**Job:**
Rewrite the lines starting at the one containing "Where is each" and ending at the one containing "series-line-cos <box>115 52 822 474</box>" as a Markdown table with the columns No. and Line, numbering each row and omitting blank lines. Include only those lines.

**Data to process:**
◇ ◇ ◇ ◇ ◇ ◇ ◇

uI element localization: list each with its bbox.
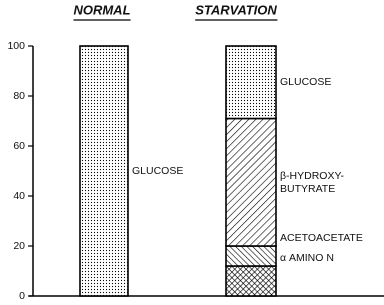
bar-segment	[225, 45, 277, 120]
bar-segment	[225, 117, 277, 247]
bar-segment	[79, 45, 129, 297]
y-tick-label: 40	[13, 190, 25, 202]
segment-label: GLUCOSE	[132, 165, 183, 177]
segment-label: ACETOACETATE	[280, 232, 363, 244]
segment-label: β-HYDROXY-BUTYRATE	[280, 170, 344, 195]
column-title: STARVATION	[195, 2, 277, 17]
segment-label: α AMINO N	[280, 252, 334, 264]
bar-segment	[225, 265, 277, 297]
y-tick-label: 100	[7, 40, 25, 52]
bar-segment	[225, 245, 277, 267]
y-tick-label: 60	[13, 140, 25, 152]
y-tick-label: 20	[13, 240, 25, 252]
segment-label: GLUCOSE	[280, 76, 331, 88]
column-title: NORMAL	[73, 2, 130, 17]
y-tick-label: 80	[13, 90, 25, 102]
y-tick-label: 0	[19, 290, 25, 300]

◇ ◇ ◇ ◇ ◇ ◇ ◇

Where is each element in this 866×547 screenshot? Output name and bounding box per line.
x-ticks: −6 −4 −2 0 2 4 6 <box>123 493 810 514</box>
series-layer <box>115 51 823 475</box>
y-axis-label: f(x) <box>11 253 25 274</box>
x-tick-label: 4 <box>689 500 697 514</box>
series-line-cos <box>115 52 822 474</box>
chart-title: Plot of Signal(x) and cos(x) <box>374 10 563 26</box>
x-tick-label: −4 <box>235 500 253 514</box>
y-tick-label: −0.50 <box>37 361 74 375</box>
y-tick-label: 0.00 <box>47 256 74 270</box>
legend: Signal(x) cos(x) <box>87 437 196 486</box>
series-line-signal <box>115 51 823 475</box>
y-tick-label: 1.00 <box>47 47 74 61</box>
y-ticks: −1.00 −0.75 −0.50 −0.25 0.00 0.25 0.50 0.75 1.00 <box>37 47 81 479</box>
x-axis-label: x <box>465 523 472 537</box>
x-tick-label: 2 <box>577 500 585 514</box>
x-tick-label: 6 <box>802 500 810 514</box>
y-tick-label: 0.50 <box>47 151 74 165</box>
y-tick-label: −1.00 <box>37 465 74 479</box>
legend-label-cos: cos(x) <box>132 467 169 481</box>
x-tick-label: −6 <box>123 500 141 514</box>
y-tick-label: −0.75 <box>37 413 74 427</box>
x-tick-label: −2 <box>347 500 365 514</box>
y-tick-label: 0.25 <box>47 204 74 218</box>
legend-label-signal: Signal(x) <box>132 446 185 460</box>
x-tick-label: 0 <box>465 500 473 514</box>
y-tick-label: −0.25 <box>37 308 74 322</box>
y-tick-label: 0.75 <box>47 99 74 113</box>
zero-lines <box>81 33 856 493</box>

◇ ◇ ◇ ◇ ◇ ◇ ◇

**Correct answer:**
| No. | Line |
|---|---|
| 1 | Where is each element in this 866×547 screenshot? Output name and bounding box per line. |
| 2 | x-ticks: −6 −4 −2 0 2 4 6 <box>123 493 810 514</box> |
| 3 | series-layer <box>115 51 823 475</box> |
| 4 | y-axis-label: f(x) <box>11 253 25 274</box> |
| 5 | x-tick-label: 4 <box>689 500 697 514</box> |
| 6 | series-line-cos <box>115 52 822 474</box> |